Where a line contains the word "Zcash", copy that line in full.

● Entries taken from a collection
────────────────

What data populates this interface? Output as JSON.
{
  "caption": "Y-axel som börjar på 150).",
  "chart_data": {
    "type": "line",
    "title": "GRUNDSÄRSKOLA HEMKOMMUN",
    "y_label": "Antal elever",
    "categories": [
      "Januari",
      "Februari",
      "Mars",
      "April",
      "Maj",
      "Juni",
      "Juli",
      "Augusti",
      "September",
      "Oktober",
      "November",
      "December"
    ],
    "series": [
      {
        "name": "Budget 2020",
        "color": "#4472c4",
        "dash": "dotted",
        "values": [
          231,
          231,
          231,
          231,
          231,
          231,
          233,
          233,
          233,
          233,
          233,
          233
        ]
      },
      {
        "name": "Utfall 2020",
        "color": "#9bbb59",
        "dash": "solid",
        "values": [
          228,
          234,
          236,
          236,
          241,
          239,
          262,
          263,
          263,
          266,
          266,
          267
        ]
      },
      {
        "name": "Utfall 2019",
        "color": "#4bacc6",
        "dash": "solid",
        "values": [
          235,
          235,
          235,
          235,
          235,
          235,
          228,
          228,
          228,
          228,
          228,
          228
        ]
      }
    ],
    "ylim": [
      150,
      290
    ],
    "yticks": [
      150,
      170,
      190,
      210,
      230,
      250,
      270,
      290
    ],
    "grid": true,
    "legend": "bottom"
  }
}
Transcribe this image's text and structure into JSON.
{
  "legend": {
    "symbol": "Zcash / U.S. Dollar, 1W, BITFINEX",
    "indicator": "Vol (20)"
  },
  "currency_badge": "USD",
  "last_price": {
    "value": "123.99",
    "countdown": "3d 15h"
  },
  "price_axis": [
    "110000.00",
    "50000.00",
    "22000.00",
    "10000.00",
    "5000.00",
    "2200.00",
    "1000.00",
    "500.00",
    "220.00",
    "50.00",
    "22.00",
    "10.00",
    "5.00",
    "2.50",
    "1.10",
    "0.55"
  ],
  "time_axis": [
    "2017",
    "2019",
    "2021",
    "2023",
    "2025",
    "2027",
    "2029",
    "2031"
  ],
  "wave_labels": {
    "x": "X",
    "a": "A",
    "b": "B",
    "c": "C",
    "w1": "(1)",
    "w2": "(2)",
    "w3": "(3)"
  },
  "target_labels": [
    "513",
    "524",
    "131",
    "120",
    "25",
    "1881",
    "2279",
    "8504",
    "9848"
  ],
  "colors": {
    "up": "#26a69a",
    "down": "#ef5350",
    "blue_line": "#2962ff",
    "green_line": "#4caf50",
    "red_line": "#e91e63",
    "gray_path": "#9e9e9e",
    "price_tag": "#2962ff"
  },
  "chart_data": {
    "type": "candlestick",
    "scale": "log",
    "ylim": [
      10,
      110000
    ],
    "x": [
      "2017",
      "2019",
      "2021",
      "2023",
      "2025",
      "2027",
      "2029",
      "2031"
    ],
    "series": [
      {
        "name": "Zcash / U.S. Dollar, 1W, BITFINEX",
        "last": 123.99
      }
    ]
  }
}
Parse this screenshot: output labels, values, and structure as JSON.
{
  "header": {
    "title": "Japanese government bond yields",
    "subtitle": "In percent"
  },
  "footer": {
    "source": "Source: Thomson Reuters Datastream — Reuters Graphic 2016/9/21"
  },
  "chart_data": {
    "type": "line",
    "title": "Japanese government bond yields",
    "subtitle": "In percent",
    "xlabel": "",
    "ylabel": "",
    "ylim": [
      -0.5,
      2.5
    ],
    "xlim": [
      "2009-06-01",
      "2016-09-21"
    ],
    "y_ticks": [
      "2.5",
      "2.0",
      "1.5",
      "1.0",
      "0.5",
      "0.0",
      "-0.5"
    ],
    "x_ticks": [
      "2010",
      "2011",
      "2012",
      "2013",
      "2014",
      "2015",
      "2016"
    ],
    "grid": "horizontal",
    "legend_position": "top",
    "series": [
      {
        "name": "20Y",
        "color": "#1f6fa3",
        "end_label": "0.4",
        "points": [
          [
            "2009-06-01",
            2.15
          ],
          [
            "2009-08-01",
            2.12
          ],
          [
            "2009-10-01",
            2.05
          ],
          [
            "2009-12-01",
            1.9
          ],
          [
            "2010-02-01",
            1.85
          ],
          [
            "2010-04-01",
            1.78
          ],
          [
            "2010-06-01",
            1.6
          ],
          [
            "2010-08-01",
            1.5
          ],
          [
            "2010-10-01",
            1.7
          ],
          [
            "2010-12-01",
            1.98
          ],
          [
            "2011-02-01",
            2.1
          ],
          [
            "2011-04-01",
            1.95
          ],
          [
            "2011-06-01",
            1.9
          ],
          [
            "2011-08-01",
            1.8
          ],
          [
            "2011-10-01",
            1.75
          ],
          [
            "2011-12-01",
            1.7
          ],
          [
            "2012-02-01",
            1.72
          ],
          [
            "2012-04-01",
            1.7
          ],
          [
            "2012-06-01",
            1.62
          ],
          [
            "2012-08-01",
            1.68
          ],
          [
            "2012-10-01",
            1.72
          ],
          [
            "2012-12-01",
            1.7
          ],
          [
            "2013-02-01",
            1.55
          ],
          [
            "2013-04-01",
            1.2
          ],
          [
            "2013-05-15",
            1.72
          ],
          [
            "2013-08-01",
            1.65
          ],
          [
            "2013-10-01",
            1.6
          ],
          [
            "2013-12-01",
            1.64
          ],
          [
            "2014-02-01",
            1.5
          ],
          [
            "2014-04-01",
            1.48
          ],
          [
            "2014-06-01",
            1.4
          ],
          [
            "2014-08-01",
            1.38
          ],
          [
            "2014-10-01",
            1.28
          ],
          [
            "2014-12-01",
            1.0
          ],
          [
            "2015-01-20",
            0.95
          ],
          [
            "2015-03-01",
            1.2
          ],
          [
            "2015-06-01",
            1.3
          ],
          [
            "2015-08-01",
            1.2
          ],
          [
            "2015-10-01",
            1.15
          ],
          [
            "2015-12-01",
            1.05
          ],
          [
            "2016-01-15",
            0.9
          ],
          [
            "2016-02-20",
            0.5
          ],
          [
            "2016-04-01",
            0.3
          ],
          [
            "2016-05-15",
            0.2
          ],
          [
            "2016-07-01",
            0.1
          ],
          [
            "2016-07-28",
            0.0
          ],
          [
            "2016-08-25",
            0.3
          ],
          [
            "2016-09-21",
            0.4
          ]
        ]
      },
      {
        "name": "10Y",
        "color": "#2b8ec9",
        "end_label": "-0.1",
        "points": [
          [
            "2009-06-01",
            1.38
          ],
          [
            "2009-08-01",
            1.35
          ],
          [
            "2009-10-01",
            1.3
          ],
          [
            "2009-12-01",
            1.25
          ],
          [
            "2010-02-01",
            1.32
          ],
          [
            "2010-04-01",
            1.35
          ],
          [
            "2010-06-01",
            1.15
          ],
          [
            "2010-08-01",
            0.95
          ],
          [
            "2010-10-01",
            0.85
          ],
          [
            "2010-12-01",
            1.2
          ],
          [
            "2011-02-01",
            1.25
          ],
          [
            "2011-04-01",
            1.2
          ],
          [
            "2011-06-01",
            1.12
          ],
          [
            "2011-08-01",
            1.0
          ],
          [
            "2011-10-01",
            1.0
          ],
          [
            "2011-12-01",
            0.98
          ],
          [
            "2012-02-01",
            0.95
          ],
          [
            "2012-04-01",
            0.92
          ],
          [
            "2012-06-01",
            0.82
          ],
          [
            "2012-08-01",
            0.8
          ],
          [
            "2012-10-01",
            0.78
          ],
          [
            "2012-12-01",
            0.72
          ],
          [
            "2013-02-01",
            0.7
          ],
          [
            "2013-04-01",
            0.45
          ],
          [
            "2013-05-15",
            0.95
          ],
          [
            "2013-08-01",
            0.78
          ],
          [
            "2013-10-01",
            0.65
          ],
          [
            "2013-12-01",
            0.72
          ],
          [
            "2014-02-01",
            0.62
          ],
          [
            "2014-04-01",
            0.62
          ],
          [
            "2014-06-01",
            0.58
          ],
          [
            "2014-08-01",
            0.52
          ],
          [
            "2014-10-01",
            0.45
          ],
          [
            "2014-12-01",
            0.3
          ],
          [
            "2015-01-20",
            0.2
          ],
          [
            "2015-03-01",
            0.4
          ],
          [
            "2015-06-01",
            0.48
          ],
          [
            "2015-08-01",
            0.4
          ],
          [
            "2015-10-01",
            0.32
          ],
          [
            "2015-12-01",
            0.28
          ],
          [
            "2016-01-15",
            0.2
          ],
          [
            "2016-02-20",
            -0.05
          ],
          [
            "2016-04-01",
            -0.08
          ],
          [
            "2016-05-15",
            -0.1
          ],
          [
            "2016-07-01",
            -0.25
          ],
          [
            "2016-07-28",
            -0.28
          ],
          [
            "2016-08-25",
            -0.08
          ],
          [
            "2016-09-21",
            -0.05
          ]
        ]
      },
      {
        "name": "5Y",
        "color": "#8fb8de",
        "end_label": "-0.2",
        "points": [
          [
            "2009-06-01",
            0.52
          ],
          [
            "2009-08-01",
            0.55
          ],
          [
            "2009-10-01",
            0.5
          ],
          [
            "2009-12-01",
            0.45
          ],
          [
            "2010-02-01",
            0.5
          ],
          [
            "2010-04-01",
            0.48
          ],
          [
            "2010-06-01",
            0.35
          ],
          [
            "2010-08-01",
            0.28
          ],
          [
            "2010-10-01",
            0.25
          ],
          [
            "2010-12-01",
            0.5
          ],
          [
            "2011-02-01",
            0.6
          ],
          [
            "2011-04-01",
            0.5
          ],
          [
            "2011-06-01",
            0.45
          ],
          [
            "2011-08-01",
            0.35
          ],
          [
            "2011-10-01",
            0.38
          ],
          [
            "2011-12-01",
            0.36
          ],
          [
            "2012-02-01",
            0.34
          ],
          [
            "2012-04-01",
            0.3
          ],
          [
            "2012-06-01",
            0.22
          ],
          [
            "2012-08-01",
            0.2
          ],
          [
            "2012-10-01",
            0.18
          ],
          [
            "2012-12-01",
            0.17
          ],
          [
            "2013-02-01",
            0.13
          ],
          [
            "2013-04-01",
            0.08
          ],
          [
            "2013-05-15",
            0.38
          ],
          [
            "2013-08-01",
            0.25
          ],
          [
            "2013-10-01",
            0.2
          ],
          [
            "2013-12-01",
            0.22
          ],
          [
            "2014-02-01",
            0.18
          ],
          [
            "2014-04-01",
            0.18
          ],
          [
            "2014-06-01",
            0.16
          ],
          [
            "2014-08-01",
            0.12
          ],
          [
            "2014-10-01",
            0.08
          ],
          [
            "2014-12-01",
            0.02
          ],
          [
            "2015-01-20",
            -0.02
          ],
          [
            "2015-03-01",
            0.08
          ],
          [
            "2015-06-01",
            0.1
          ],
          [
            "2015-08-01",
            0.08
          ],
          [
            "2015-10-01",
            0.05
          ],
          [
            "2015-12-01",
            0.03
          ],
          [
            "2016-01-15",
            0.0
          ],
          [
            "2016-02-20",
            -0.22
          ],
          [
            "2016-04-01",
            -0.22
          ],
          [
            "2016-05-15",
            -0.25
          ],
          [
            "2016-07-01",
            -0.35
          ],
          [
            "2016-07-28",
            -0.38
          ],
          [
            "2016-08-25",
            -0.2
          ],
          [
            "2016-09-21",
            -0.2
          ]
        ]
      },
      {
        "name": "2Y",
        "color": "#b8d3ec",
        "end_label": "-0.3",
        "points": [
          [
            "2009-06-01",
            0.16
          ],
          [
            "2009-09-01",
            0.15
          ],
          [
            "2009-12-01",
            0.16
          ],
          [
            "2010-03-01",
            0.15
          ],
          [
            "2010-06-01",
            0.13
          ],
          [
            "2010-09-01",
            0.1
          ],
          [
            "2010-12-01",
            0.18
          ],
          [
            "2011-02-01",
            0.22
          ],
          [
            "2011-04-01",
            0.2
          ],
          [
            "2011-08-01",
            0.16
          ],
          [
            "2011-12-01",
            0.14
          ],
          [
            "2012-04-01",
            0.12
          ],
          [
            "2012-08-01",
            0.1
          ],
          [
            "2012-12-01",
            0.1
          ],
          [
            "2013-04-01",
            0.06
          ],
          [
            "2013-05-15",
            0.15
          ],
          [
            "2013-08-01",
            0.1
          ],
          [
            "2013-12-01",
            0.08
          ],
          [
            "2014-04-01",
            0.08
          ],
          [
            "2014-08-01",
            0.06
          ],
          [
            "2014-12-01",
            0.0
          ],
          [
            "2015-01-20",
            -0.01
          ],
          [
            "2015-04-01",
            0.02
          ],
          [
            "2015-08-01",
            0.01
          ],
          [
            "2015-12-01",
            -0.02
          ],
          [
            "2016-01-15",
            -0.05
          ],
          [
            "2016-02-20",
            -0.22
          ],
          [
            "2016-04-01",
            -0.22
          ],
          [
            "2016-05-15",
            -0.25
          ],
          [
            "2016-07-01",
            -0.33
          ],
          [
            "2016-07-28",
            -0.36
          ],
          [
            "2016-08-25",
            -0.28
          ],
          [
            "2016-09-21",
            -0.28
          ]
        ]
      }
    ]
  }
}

────────────────

● Written solution
    "symbol": "Zcash / U.S. Dollar, 1W, BITFINEX",
        "name": "Zcash / U.S. Dollar, 1W, BITFINEX",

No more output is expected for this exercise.